**WRITTEN INSTRUCTION:** Below is a listing to transcribe in full and exactly; keep the pictures out.

**DATA SHOWN:**

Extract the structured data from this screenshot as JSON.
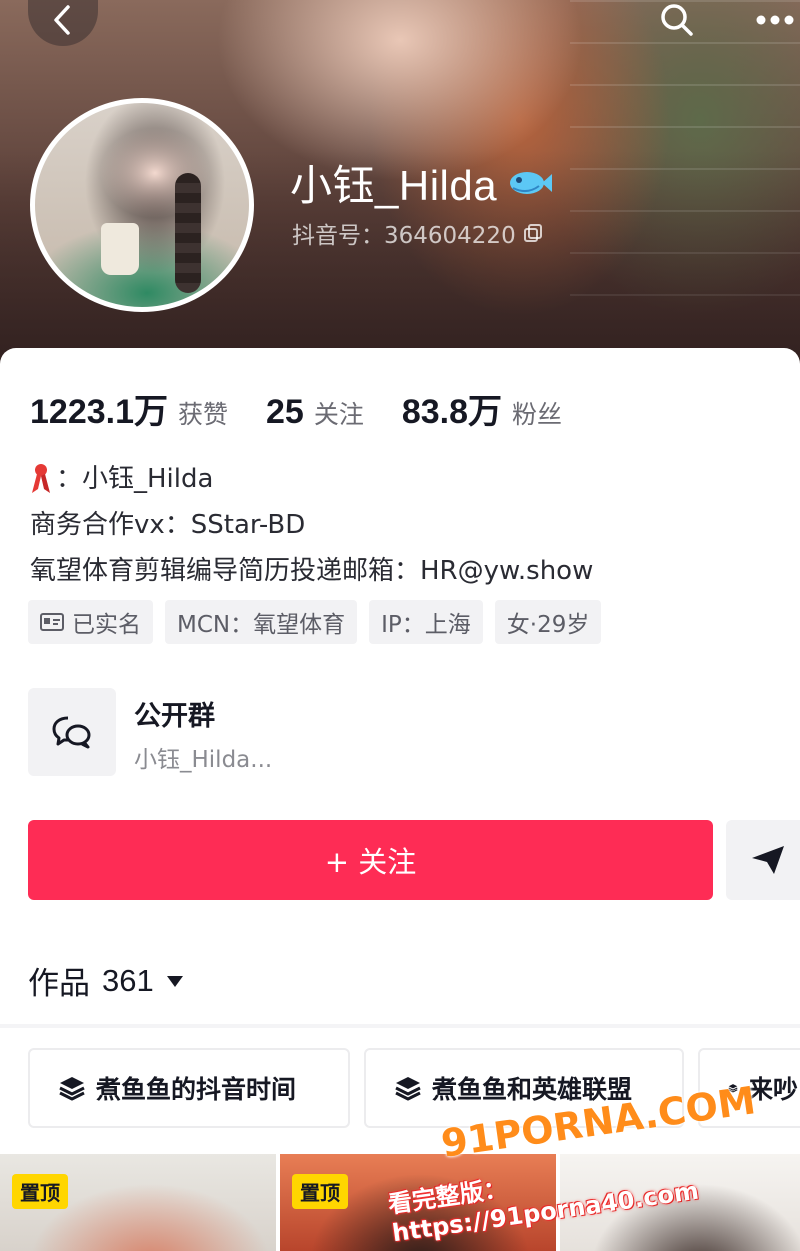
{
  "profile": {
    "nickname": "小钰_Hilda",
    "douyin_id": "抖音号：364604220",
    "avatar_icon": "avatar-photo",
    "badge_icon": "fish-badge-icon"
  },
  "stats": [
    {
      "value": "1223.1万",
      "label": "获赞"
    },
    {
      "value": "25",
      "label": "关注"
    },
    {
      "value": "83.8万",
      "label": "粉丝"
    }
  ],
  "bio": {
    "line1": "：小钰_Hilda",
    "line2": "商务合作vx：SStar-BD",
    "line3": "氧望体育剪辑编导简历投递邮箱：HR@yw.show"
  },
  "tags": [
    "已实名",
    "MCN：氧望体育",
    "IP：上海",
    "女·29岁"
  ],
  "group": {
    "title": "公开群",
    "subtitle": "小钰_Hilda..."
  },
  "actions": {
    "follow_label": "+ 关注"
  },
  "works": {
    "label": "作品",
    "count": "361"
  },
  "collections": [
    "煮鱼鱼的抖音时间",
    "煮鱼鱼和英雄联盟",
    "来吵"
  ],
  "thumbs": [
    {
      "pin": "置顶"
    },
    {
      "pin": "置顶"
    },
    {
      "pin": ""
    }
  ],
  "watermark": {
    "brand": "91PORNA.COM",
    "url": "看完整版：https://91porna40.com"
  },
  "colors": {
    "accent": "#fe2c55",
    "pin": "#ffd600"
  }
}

**WRITTEN SOLUTION:**
Extract the structured data from this screenshot as JSON.
{
  "profile": {
    "nickname": "小钰_Hilda",
    "douyin_id": "抖音号：364604220",
    "avatar_icon": "avatar-photo",
    "badge_icon": "fish-badge-icon"
  },
  "stats": [
    {
      "value": "1223.1万",
      "label": "获赞"
    },
    {
      "value": "25",
      "label": "关注"
    },
    {
      "value": "83.8万",
      "label": "粉丝"
    }
  ],
  "bio": {
    "line1": "：小钰_Hilda",
    "line2": "商务合作vx：SStar-BD",
    "line3": "氧望体育剪辑编导简历投递邮箱：HR@yw.show"
  },
  "tags": [
    "已实名",
    "MCN：氧望体育",
    "IP：上海",
    "女·29岁"
  ],
  "group": {
    "title": "公开群",
    "subtitle": "小钰_Hilda..."
  },
  "actions": {
    "follow_label": "+ 关注"
  },
  "works": {
    "label": "作品",
    "count": "361"
  },
  "collections": [
    "煮鱼鱼的抖音时间",
    "煮鱼鱼和英雄联盟",
    "来吵"
  ],
  "thumbs": [
    {
      "pin": "置顶"
    },
    {
      "pin": "置顶"
    },
    {
      "pin": ""
    }
  ],
  "watermark": {
    "brand": "91PORNA.COM",
    "url": "看完整版：https://91porna40.com"
  },
  "colors": {
    "accent": "#fe2c55",
    "pin": "#ffd600"
  }
}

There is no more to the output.